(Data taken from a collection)

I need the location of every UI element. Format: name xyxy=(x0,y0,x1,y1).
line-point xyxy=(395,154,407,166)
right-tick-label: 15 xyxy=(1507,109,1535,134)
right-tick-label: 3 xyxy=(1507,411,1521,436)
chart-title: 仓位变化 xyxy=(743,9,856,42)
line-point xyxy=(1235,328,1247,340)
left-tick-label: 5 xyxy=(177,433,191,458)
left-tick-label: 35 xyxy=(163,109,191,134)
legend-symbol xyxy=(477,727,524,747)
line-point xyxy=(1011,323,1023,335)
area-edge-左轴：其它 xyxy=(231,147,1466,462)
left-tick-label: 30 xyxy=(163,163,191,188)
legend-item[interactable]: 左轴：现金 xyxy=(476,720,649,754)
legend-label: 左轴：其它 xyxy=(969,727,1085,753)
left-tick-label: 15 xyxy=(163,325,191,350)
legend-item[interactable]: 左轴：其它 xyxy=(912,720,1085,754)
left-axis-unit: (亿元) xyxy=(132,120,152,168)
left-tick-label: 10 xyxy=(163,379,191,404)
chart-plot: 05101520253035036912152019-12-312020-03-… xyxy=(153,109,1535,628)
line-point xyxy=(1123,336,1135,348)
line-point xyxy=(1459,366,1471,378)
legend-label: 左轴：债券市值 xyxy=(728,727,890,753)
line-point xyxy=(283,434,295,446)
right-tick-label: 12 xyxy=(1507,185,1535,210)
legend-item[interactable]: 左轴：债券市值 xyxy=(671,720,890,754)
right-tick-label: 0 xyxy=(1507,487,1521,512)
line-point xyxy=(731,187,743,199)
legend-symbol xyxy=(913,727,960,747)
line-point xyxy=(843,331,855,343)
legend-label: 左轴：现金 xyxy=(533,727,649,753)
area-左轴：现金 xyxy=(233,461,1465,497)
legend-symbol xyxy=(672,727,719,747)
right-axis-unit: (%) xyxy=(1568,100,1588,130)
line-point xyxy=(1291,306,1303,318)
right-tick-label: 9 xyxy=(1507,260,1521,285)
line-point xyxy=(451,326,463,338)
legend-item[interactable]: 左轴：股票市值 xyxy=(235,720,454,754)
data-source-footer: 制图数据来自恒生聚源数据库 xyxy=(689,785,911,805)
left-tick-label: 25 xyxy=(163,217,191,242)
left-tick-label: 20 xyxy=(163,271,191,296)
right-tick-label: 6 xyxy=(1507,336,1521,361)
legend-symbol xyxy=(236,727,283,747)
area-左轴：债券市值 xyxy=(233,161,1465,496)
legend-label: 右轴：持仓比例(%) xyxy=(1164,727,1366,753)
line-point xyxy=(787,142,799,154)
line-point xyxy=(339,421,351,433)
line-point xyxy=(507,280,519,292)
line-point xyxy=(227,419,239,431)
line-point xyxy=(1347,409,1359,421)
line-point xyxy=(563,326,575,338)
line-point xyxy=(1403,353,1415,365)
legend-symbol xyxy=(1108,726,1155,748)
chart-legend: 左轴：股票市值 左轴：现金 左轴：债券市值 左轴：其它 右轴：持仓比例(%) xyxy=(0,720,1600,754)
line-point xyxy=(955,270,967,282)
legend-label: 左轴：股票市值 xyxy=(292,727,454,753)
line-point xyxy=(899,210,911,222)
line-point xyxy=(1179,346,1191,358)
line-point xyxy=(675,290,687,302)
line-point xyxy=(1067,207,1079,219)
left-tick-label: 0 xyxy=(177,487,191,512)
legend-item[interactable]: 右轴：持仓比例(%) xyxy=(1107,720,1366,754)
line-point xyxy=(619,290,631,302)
* * *
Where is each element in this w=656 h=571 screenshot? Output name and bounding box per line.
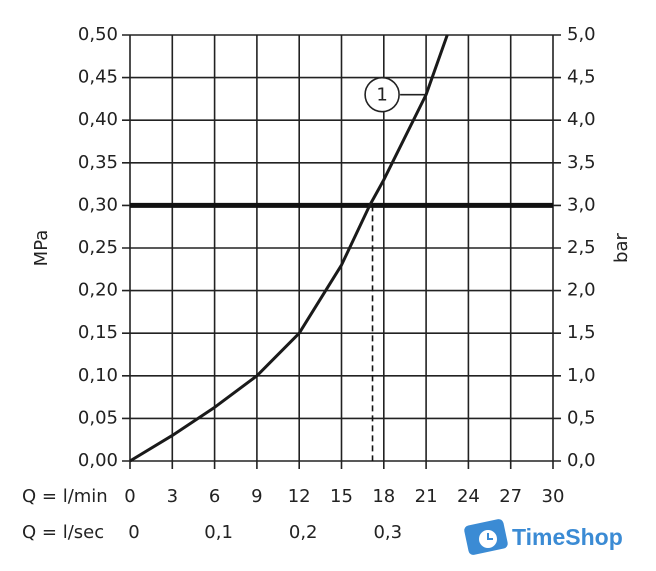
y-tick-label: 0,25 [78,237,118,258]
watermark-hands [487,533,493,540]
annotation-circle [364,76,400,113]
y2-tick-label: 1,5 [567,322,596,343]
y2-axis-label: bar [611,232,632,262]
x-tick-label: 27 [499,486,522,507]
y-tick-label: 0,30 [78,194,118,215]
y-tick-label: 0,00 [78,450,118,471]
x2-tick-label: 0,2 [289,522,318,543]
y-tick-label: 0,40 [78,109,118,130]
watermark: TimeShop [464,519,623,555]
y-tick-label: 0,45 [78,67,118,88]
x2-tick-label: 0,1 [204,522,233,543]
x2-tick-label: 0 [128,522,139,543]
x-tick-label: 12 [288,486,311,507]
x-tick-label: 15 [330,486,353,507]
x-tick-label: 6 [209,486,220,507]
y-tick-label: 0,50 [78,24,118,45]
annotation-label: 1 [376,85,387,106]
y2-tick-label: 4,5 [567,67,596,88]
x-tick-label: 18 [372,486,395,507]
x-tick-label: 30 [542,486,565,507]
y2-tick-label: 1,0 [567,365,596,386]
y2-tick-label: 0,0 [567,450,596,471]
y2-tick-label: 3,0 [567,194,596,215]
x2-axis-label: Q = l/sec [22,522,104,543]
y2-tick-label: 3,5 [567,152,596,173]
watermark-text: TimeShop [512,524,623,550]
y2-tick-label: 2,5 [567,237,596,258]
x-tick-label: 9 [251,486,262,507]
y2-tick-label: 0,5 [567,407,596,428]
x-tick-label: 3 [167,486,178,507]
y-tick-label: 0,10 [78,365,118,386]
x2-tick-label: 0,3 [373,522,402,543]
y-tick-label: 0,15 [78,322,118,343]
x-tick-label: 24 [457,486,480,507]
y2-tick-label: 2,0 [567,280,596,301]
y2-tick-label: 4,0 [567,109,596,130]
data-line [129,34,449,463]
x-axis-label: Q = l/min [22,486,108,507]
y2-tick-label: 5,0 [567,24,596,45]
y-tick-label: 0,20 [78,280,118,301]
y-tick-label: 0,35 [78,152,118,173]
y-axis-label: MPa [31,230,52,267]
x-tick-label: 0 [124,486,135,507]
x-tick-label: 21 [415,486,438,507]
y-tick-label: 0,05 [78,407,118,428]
---
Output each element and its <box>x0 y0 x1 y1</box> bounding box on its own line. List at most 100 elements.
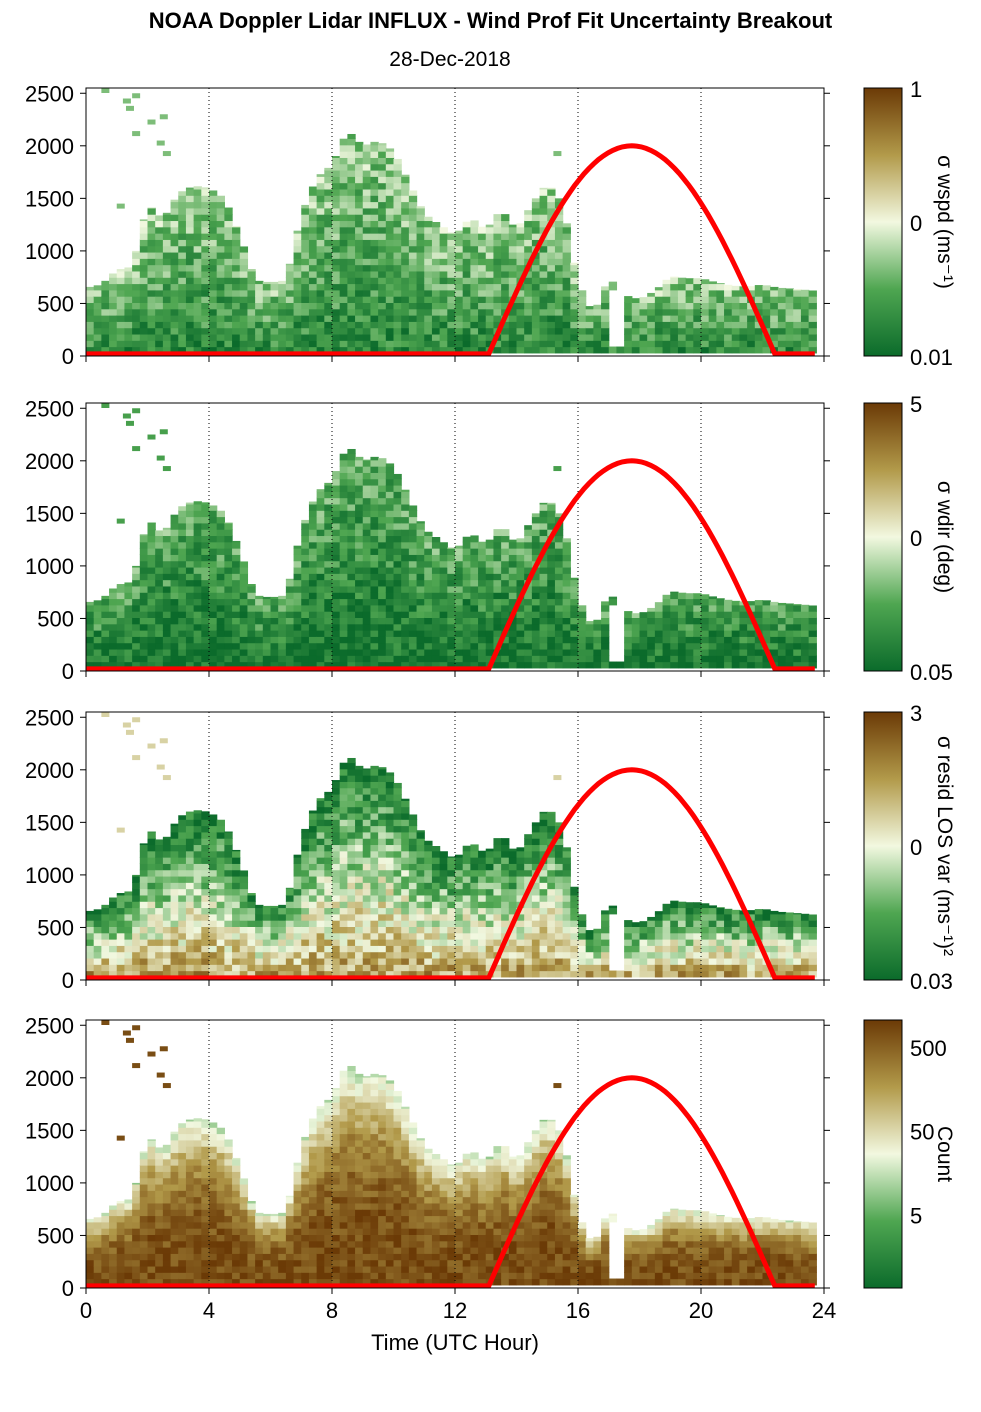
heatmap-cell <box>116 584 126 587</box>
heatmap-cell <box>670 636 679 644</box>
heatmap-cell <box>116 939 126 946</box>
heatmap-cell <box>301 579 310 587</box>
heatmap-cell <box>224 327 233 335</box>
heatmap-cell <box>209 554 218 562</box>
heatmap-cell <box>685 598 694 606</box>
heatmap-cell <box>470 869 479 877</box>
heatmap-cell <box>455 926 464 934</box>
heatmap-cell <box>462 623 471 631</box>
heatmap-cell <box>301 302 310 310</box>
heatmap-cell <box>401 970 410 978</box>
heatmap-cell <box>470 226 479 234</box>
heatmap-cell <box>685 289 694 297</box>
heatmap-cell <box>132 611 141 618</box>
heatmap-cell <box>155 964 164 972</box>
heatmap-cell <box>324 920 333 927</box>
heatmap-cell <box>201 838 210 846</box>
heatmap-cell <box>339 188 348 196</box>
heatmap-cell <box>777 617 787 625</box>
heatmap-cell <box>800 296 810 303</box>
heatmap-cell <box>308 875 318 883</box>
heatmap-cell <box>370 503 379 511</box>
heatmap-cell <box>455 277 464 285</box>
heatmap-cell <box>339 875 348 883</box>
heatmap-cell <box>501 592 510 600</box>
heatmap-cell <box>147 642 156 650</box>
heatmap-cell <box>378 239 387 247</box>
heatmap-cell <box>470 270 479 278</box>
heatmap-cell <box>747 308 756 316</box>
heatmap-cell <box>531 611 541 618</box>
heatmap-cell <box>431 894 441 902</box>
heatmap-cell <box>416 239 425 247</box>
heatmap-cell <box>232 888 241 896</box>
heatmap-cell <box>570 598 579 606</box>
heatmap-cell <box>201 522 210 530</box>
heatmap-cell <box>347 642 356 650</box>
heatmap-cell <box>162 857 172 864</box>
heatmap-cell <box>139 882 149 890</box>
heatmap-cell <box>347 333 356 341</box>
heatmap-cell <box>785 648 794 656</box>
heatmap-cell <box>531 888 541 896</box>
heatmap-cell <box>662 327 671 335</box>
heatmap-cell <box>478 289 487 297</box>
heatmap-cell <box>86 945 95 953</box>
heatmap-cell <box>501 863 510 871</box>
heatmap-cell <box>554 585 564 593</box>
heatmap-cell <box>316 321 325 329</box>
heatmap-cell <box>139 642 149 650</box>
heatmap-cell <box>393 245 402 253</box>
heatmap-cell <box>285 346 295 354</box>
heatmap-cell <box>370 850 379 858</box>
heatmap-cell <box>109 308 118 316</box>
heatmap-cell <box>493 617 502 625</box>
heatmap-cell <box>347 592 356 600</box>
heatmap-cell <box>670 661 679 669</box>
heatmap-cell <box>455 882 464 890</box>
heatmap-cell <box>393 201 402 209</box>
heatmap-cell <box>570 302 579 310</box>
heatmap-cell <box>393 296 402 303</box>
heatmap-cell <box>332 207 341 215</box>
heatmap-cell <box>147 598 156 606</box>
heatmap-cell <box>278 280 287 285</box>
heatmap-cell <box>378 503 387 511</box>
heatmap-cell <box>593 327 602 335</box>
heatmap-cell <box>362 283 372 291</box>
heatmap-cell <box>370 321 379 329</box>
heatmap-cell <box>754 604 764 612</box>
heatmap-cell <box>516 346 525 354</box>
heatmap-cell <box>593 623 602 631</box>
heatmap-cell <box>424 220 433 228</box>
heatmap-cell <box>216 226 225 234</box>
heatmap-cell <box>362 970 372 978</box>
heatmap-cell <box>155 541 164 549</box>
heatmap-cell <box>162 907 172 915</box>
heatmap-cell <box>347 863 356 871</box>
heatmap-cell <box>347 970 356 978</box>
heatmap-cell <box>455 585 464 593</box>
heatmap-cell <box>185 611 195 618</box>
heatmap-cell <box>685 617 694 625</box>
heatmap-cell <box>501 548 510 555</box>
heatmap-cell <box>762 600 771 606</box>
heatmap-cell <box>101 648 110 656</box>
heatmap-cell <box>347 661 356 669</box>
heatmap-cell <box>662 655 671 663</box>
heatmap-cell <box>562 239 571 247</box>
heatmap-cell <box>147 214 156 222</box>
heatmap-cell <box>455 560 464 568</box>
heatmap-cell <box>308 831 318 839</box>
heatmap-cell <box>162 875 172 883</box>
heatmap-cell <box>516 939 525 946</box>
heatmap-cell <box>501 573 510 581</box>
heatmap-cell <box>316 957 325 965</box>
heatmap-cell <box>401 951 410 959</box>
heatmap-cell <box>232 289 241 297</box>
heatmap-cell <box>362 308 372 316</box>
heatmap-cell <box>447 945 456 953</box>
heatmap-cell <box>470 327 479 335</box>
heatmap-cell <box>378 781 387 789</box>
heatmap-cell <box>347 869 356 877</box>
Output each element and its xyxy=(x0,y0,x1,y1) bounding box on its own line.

◆ Challenge ◆
Can you switch every "line-point" to "data-point" in the lines that begin with the one containing "I need the location" and end with the one containing "left-tick-label: 5 xyxy=(177,433,191,458)", leaving everything else unchanged?

◆ Worked solution ◆
I need the location of every UI element. Format: name xyxy=(x0,y0,x1,y1).
data-point xyxy=(395,154,407,166)
right-tick-label: 15 xyxy=(1507,109,1535,134)
right-tick-label: 3 xyxy=(1507,411,1521,436)
chart-title: 仓位变化 xyxy=(743,9,856,42)
data-point xyxy=(1235,328,1247,340)
left-tick-label: 5 xyxy=(177,433,191,458)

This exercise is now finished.